Task objective:
Pull every line of the entries that has the word "hist".

[Entries with figure data]

* * *

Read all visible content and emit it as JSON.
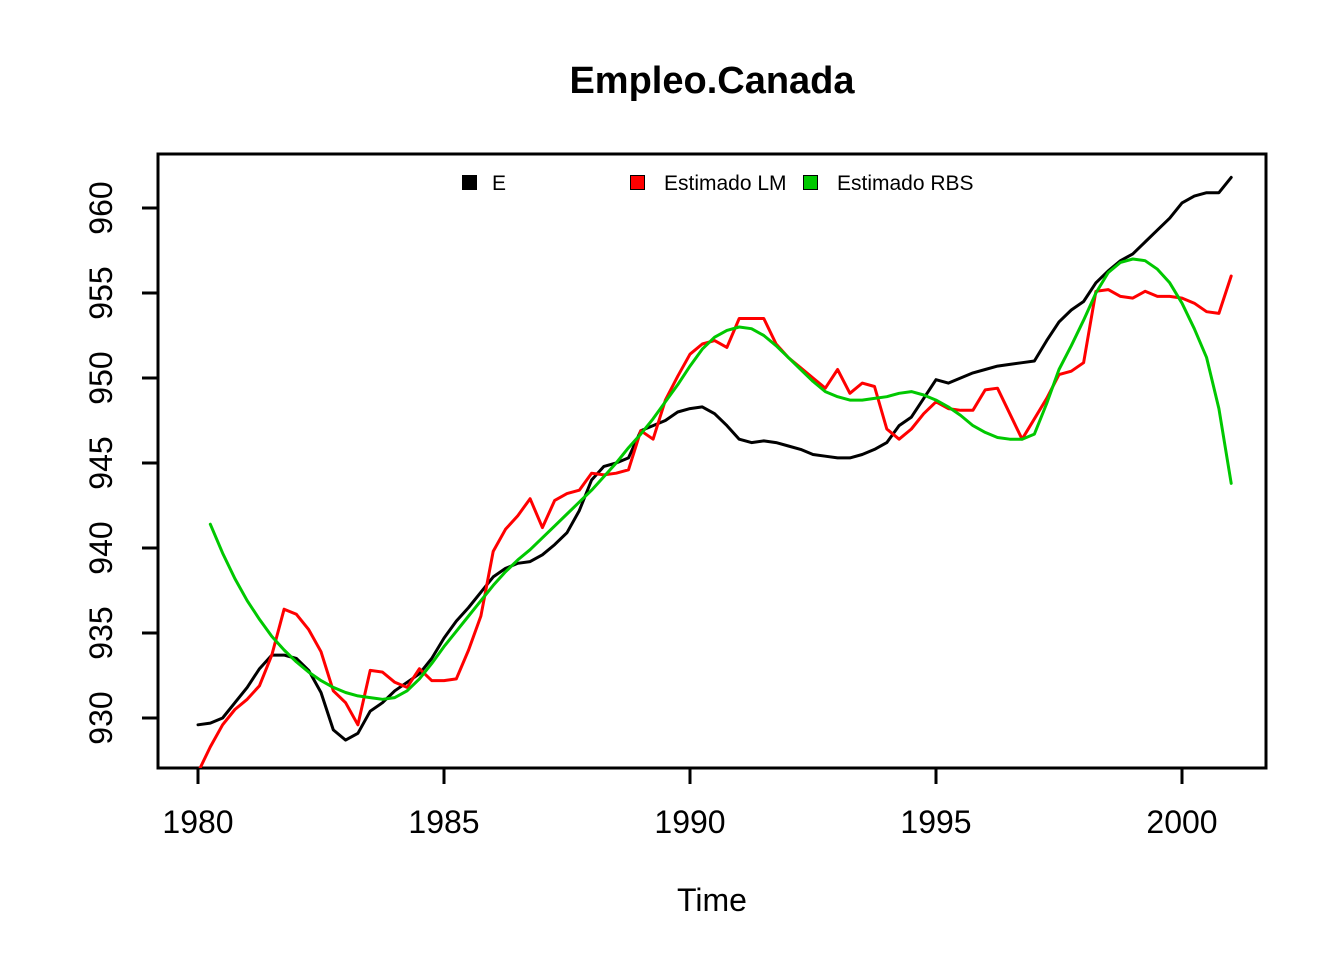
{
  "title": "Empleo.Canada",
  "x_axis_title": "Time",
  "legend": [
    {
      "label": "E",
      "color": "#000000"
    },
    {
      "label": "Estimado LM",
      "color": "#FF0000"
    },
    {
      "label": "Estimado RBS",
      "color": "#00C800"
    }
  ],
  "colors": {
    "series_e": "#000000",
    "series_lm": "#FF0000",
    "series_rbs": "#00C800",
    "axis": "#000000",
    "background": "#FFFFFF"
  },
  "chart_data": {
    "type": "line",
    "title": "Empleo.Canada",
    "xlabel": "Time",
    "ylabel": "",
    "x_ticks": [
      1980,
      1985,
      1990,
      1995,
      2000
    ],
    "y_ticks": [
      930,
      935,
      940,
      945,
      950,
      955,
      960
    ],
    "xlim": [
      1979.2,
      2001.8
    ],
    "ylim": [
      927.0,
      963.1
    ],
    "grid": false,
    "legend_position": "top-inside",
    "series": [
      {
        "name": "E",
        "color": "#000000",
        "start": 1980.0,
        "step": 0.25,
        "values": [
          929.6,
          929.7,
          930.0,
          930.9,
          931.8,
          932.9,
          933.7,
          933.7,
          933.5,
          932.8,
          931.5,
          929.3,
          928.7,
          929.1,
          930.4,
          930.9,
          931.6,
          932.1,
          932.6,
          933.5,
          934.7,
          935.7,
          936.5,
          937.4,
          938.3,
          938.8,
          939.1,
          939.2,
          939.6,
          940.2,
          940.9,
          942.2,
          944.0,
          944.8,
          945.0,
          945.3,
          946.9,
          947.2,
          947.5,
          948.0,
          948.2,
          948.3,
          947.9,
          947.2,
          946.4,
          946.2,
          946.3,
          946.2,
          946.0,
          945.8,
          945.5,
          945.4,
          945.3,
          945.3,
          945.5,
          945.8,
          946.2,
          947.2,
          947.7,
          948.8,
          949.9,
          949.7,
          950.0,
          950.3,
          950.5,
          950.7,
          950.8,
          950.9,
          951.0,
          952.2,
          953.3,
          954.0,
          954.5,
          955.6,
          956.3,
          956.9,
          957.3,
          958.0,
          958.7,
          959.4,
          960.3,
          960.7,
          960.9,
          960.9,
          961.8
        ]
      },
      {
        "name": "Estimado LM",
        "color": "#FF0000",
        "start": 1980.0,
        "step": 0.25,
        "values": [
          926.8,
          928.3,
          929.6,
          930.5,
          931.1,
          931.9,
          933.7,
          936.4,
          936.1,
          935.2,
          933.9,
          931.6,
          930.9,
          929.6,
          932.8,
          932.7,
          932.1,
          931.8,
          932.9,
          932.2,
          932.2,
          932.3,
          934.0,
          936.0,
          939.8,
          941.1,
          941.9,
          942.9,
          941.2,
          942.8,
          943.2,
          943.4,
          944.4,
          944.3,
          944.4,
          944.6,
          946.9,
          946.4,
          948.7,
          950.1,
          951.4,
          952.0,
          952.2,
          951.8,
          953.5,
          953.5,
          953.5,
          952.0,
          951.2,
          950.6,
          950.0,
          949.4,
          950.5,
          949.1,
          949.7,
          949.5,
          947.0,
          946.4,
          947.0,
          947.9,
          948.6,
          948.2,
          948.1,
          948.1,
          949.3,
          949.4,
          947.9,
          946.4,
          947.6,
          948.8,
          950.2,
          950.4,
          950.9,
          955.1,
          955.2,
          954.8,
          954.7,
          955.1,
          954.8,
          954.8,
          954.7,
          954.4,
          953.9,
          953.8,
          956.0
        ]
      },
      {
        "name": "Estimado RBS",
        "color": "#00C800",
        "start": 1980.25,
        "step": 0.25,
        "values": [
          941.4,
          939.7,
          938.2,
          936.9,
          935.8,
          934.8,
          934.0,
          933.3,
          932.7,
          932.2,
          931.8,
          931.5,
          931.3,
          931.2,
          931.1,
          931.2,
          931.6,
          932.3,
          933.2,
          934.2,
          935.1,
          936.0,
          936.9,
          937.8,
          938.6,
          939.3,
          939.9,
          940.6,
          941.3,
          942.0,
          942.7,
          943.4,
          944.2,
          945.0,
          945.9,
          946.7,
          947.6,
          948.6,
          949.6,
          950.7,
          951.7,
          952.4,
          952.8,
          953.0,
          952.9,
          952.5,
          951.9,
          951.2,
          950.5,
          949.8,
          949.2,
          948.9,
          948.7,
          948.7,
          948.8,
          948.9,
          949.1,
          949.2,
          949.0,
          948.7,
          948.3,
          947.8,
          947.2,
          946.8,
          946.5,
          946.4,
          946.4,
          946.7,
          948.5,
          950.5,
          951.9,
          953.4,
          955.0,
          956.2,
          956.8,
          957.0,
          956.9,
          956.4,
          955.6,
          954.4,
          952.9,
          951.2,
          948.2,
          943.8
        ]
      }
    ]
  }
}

* * *

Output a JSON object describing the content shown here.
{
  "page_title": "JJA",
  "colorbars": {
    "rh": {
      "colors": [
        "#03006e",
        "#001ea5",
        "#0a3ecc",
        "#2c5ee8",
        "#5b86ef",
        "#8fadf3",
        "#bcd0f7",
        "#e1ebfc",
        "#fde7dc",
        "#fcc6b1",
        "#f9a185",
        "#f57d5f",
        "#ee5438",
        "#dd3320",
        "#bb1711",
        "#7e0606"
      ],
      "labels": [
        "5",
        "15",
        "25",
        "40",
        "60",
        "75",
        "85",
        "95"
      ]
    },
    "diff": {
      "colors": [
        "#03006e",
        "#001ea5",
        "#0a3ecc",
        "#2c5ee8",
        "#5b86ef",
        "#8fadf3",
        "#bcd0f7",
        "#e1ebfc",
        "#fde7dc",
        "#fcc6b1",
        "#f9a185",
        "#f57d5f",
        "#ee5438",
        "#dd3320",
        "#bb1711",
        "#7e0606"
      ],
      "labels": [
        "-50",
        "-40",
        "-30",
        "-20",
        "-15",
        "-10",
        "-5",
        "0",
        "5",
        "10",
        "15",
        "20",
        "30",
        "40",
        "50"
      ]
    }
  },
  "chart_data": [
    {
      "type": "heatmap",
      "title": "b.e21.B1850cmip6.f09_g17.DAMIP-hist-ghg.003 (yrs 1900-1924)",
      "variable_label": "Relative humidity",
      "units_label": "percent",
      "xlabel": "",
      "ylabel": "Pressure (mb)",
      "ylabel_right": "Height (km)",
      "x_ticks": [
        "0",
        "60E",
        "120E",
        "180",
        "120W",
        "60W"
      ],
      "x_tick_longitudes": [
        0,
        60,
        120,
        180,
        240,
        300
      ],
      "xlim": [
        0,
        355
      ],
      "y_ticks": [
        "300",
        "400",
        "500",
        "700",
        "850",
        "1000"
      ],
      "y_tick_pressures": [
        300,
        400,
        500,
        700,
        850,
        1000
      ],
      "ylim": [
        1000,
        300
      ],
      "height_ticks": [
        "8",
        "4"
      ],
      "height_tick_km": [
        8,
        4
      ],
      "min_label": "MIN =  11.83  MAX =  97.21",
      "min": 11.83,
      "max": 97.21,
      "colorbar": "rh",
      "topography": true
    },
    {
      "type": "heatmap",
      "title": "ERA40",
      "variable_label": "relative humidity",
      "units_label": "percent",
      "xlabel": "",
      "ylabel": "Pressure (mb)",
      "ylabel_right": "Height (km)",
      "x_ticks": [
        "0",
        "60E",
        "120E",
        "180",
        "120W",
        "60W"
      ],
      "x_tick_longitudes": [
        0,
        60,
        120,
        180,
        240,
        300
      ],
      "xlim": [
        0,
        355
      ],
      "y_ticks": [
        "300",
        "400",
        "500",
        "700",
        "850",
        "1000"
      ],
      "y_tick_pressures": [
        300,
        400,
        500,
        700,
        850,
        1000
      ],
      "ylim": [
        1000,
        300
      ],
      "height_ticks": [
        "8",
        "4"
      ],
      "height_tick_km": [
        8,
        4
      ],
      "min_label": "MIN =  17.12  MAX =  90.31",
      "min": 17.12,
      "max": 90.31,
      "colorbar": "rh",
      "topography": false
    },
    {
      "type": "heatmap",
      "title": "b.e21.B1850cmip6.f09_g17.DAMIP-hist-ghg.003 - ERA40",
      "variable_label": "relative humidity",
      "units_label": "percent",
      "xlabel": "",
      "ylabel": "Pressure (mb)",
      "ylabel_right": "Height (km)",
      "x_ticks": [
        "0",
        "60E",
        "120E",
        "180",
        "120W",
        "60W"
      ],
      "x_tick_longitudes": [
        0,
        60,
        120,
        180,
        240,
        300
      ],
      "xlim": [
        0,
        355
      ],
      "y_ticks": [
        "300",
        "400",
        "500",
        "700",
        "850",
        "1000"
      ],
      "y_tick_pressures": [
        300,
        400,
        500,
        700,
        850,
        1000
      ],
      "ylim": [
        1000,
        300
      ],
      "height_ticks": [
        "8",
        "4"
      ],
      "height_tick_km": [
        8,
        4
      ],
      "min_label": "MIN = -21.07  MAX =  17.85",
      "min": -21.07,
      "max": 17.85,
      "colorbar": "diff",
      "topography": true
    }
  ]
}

* * *

Result of the exercise:
      "title": "b.e21.B1850cmip6.f09_g17.DAMIP-hist-ghg.003 (yrs 1900-1924)",
      "title": "b.e21.B1850cmip6.f09_g17.DAMIP-hist-ghg.003 - ERA40",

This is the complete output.